Figure collection entries
++++

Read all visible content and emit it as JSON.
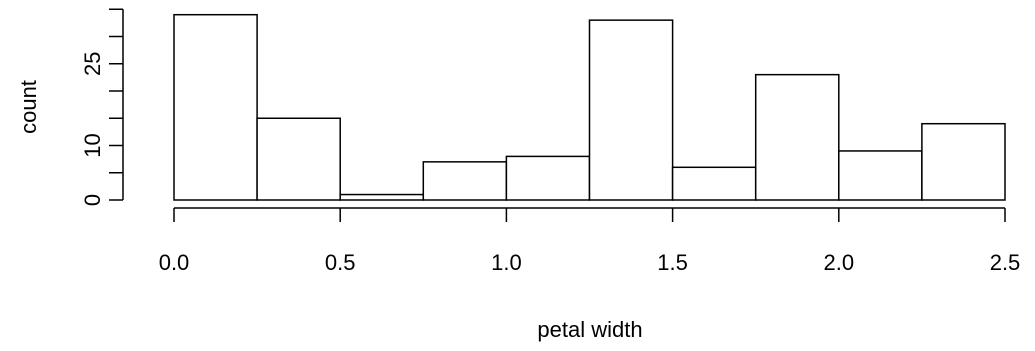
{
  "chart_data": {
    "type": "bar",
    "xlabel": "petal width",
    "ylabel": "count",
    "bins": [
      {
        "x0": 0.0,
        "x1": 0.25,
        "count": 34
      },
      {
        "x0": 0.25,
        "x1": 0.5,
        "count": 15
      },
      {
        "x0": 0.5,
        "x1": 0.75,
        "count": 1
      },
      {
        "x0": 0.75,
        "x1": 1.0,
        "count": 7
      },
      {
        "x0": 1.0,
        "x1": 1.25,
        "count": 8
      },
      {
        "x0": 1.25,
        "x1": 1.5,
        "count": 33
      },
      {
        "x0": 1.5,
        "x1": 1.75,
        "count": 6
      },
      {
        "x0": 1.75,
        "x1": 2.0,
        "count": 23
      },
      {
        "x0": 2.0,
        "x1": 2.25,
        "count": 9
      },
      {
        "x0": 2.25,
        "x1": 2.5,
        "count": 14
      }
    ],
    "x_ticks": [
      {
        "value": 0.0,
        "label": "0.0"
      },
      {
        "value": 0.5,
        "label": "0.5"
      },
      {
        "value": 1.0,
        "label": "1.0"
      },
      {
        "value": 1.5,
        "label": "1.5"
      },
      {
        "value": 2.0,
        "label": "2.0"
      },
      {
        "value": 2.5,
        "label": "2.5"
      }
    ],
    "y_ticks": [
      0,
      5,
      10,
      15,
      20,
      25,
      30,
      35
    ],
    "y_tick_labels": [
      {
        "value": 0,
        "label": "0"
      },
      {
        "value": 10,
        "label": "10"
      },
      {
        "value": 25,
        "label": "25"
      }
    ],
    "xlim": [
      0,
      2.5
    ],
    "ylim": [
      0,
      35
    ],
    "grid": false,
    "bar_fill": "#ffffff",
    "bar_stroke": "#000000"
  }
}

++++

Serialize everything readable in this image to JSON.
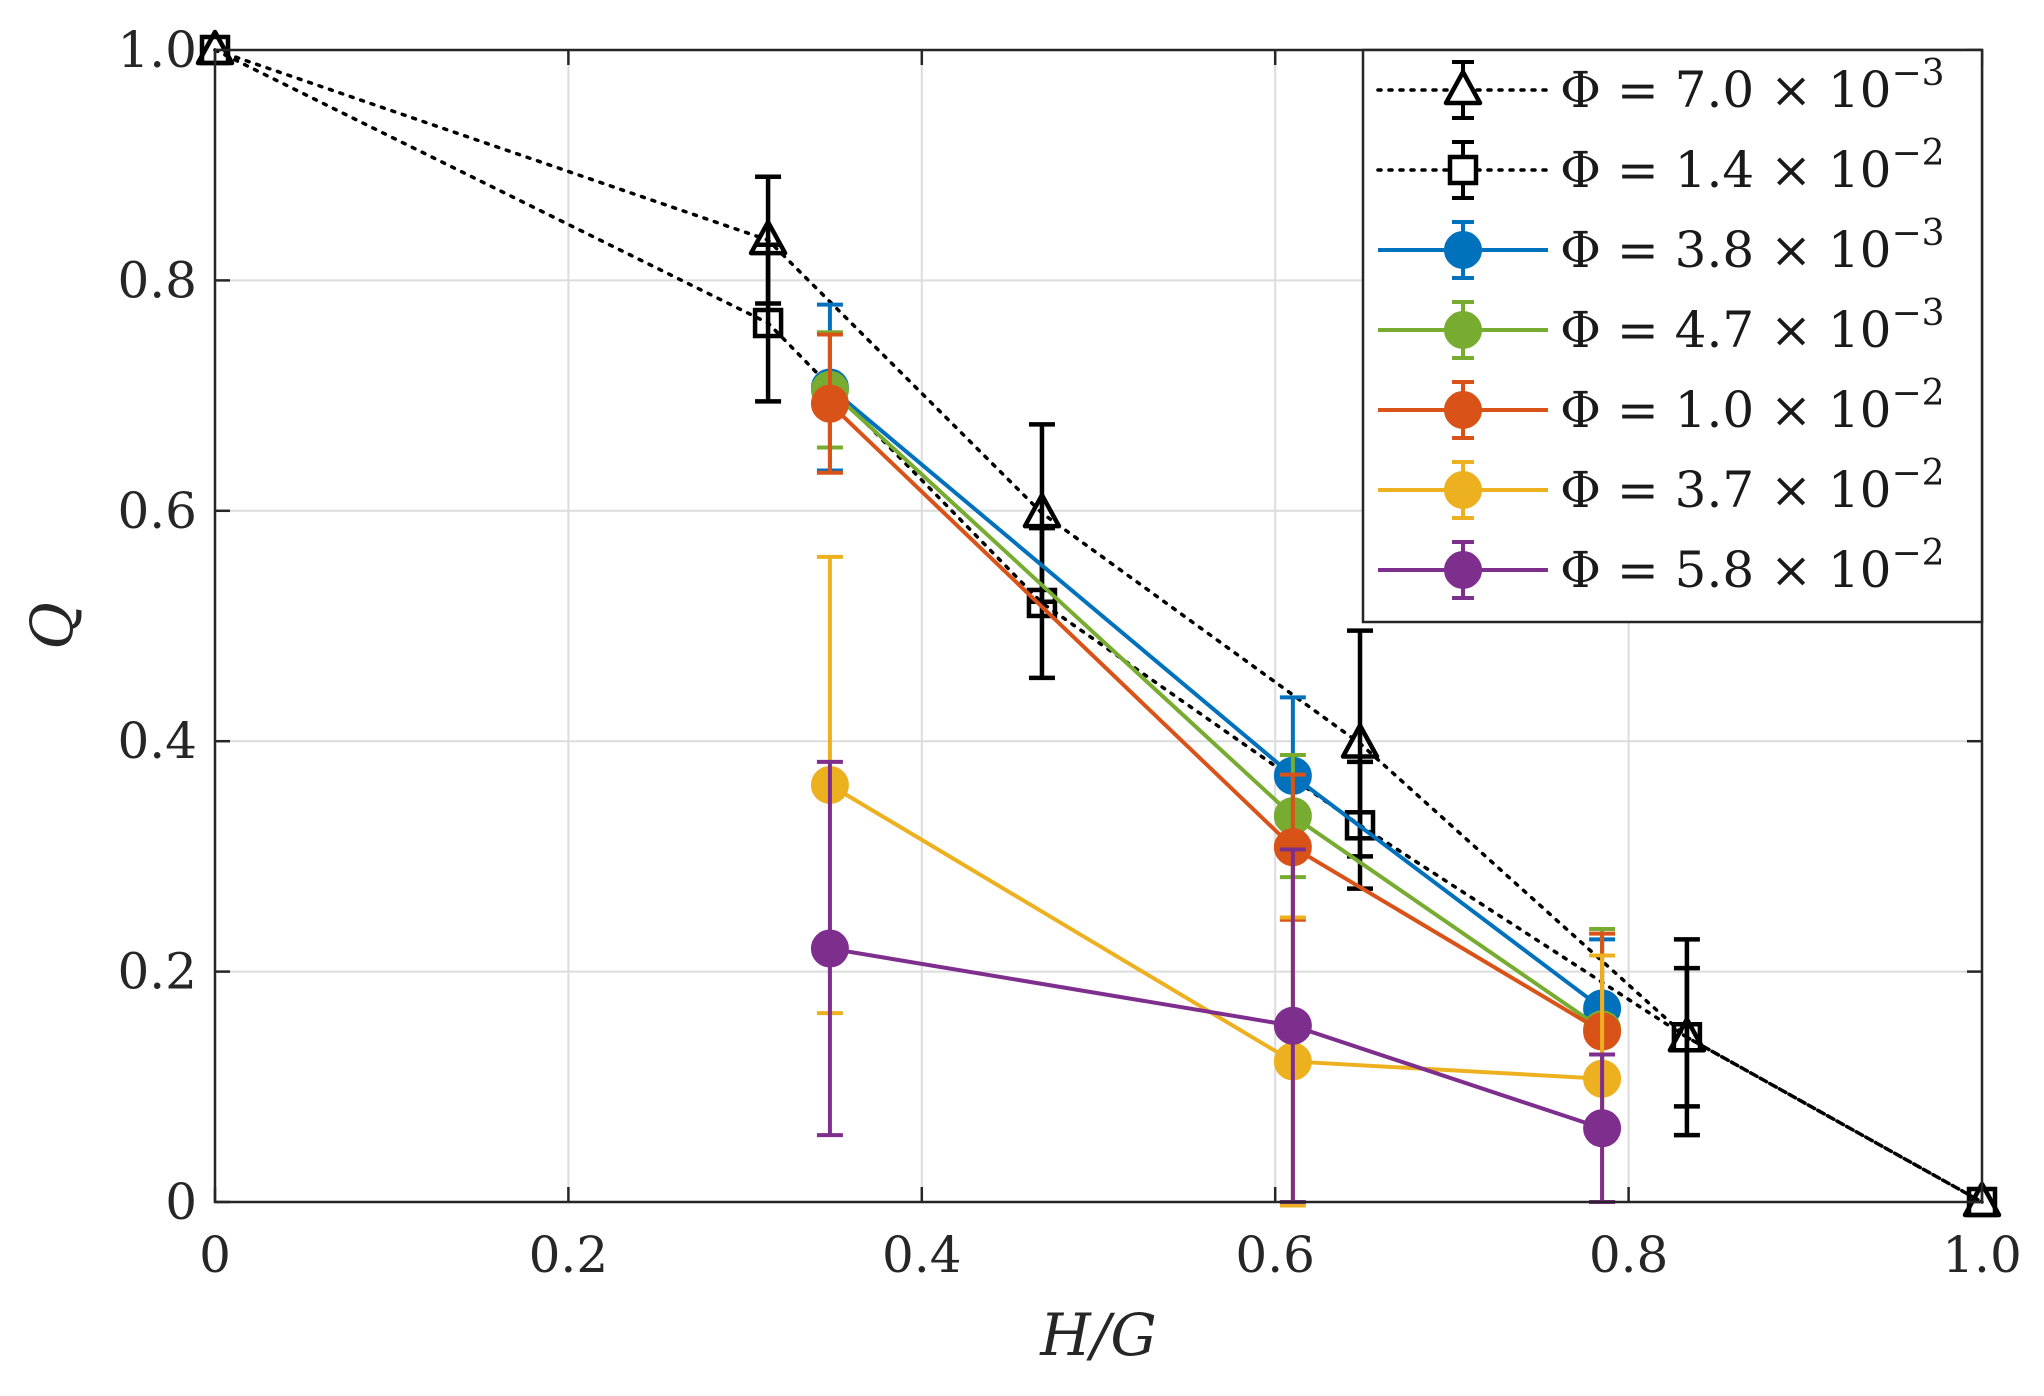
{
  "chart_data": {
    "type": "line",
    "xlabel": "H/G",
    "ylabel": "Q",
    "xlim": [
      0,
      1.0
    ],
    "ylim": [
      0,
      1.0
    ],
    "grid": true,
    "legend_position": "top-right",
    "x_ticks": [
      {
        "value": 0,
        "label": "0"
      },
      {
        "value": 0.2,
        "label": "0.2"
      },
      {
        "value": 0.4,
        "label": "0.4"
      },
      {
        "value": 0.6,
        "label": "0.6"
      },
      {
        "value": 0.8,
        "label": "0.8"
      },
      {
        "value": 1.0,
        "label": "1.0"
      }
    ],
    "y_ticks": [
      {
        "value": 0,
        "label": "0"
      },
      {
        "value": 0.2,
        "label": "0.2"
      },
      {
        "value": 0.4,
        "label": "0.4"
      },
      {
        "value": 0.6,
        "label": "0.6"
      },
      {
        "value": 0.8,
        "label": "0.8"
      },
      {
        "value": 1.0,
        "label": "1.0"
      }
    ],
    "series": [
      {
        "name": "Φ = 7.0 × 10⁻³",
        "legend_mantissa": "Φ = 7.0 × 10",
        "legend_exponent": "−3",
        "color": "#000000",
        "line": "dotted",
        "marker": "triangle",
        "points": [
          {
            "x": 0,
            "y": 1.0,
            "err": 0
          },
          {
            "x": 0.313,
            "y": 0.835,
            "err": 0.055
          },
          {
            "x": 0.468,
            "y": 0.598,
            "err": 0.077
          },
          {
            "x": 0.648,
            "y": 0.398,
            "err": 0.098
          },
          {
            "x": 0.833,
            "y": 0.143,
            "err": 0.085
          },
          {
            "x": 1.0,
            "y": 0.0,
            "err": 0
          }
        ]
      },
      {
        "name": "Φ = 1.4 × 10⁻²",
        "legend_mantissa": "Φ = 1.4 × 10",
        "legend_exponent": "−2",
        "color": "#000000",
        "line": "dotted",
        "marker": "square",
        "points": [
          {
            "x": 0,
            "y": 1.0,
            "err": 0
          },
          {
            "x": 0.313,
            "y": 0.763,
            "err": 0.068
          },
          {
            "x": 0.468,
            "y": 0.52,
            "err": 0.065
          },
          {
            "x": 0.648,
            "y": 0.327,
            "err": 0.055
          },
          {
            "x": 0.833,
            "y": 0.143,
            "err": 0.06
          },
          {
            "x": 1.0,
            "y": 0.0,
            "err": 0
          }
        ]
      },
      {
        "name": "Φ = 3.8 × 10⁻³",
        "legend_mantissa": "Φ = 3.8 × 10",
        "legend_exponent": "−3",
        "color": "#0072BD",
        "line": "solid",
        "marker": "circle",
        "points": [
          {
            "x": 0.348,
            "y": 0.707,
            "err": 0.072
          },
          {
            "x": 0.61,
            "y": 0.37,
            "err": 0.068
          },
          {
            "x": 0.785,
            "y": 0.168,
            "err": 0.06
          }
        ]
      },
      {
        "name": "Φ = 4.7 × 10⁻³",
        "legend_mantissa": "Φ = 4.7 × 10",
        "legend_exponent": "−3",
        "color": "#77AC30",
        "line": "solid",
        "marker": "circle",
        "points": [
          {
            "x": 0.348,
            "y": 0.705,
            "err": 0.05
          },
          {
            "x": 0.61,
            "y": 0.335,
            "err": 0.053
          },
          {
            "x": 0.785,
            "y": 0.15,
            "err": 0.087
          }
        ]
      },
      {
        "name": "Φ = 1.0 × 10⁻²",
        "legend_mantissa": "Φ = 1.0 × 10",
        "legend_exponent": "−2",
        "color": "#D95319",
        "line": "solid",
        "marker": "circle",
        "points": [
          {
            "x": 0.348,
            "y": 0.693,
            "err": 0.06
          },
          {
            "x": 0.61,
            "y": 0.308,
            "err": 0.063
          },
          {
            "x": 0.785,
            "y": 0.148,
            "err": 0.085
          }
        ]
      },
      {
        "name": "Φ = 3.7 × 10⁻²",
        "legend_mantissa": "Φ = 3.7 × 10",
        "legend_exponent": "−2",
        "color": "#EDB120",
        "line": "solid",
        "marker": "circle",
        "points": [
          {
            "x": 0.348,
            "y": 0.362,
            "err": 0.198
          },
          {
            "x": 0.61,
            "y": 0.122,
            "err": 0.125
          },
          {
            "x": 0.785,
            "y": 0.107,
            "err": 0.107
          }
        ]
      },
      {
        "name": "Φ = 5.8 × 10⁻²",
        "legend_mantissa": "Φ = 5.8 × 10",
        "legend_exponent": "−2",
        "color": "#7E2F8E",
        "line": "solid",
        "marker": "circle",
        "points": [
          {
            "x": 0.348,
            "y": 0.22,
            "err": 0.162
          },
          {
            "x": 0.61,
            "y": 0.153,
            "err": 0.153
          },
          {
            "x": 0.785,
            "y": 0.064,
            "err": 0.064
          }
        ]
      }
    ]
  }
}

++++

Scan the data above and copy every line with "color" in it.

| Response to the task |
        "color": "#000000",
        "color": "#000000",
        "color": "#0072BD",
        "color": "#77AC30",
        "color": "#D95319",
        "color": "#EDB120",
        "color": "#7E2F8E",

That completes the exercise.